Locate the lines where "base" occurs and copy them as they stand.

**Given entries**:
- - - - -

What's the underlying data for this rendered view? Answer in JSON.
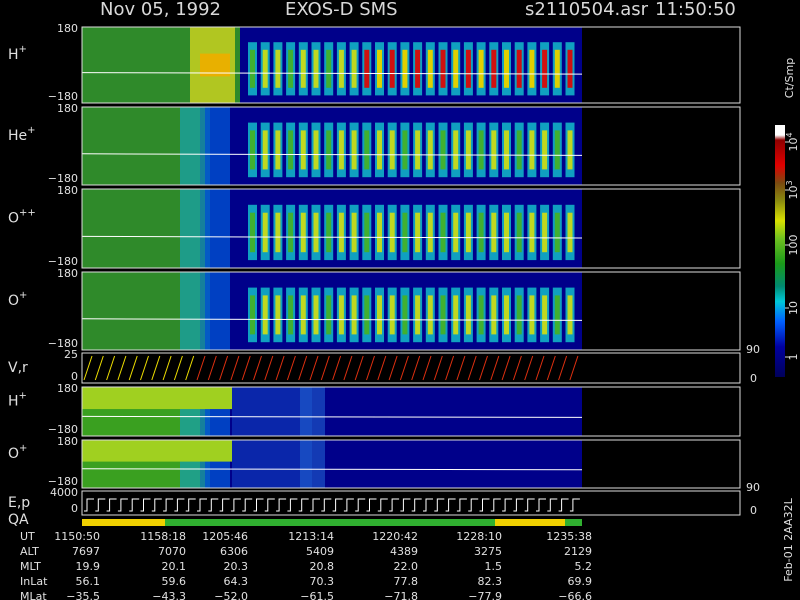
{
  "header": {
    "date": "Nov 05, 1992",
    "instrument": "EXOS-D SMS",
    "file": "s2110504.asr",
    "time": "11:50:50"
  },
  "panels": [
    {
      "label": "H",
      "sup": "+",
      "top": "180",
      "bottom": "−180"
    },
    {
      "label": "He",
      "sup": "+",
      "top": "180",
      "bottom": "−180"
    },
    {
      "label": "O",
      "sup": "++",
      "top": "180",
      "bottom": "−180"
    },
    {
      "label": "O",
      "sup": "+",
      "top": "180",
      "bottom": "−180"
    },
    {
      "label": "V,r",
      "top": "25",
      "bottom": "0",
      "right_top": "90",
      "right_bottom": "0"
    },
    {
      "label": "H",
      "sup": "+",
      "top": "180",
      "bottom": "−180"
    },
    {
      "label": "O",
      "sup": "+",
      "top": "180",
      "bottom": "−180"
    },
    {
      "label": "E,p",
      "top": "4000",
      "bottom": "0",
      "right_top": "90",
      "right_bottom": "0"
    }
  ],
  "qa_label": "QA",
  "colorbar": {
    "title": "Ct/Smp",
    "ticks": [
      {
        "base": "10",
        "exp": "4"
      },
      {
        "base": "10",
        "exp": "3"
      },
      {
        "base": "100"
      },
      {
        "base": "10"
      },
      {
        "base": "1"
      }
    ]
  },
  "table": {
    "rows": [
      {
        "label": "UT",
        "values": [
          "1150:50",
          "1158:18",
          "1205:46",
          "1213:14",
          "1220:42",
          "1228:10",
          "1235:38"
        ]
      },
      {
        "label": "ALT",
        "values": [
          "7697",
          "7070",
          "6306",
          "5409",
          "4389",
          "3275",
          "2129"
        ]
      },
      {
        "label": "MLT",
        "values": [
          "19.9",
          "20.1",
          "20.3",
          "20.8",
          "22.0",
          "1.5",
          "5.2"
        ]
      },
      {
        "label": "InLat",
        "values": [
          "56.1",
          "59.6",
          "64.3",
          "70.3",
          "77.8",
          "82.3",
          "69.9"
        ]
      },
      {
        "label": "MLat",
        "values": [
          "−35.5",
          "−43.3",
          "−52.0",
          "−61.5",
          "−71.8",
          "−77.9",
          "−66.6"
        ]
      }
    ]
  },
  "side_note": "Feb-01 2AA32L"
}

- - - - -

**Expected answer**:
        "base": "10",
        "base": "10",
        "base": "100"
        "base": "10"
        "base": "1"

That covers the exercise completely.